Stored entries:
= = = = =

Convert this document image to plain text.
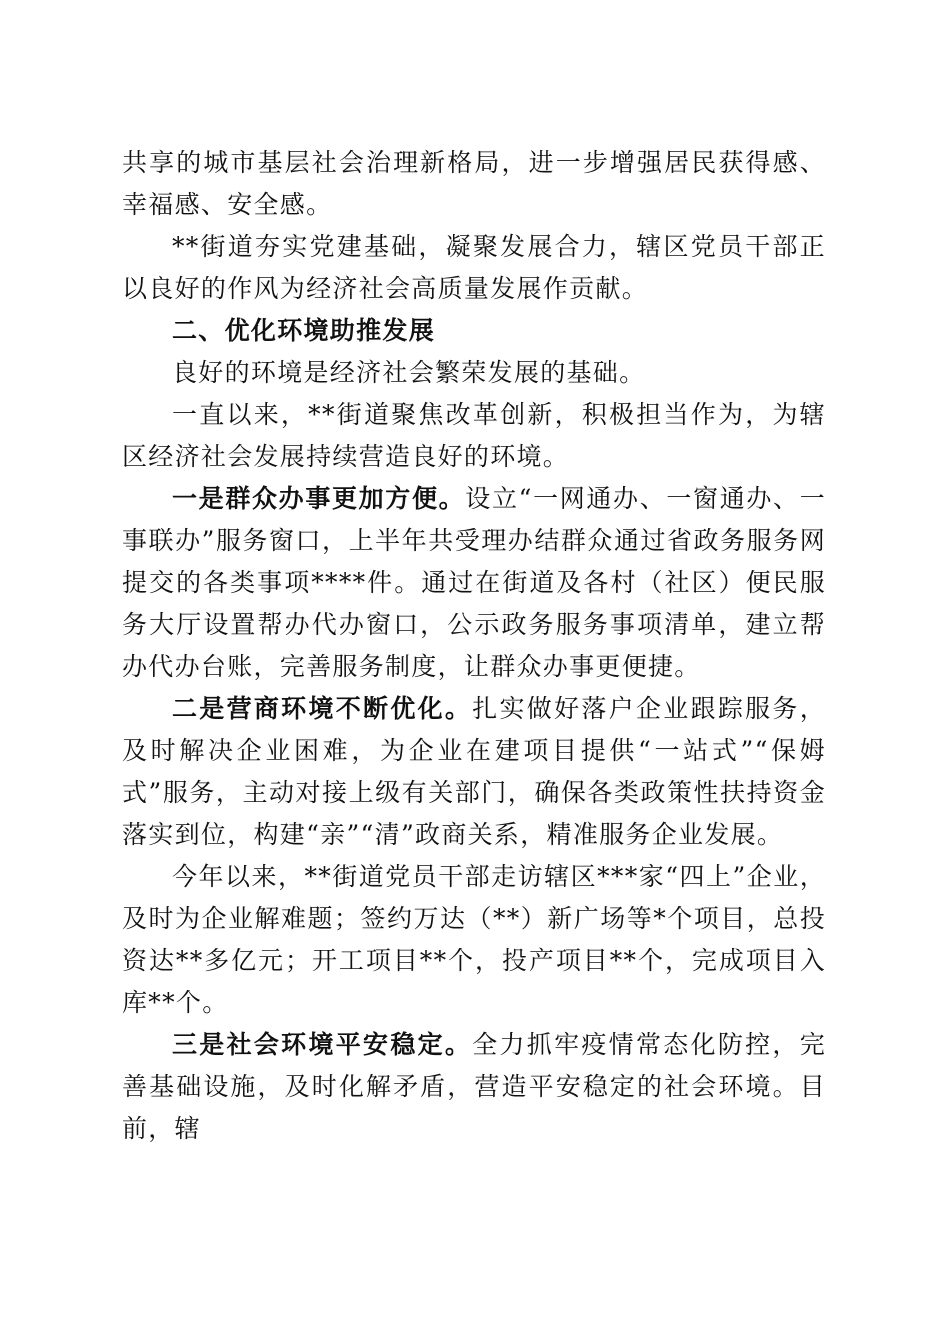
共享的城市基层社会治理新格局，进一步增强居民获得感、幸福感、安全感。

**街道夯实党建基础，凝聚发展合力，辖区党员干部正以良好的作风为经济社会高质量发展作贡献。

二、优化环境助推发展

良好的环境是经济社会繁荣发展的基础。

一直以来，**街道聚焦改革创新，积极担当作为，为辖区经济社会发展持续营造良好的环境。

一是群众办事更加方便。设立“一网通办、一窗通办、一事联办”服务窗口，上半年共受理办结群众通过省政务服务网提交的各类事项****件。通过在街道及各村（社区）便民服务大厅设置帮办代办窗口，公示政务服务事项清单，建立帮办代办台账，完善服务制度，让群众办事更便捷。

二是营商环境不断优化。扎实做好落户企业跟踪服务，及时解决企业困难，为企业在建项目提供“一站式”“保姆式”服务，主动对接上级有关部门，确保各类政策性扶持资金落实到位，构建“亲”“清”政商关系，精准服务企业发展。

今年以来，**街道党员干部走访辖区***家“四上”企业，及时为企业解难题；签约万达（**）新广场等*个项目，总投资达**多亿元；开工项目**个，投产项目**个，完成项目入库**个。

三是社会环境平安稳定。全力抓牢疫情常态化防控，完善基础设施，及时化解矛盾，营造平安稳定的社会环境。目前，辖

= = = = =

TASK OBJECTIVE: A faithful copy of the records above is needed, with the pictures left out.

COMPLETED TASK:
Convert this document image to plain text.
共享的城市基层社会治理新格局，进一步增强居民获得感、幸福感、安全感。

**街道夯实党建基础，凝聚发展合力，辖区党员干部正以良好的作风为经济社会高质量发展作贡献。

二、优化环境助推发展

良好的环境是经济社会繁荣发展的基础。

一直以来，**街道聚焦改革创新，积极担当作为，为辖区经济社会发展持续营造良好的环境。

一是群众办事更加方便。设立“一网通办、一窗通办、一事联办”服务窗口，上半年共受理办结群众通过省政务服务网提交的各类事项****件。通过在街道及各村（社区）便民服务大厅设置帮办代办窗口，公示政务服务事项清单，建立帮办代办台账，完善服务制度，让群众办事更便捷。

二是营商环境不断优化。扎实做好落户企业跟踪服务，及时解决企业困难，为企业在建项目提供“一站式”“保姆式”服务，主动对接上级有关部门，确保各类政策性扶持资金落实到位，构建“亲”“清”政商关系，精准服务企业发展。

今年以来，**街道党员干部走访辖区***家“四上”企业，及时为企业解难题；签约万达（**）新广场等*个项目，总投资达**多亿元；开工项目**个，投产项目**个，完成项目入库**个。

三是社会环境平安稳定。全力抓牢疫情常态化防控，完善基础设施，及时化解矛盾，营造平安稳定的社会环境。目前，辖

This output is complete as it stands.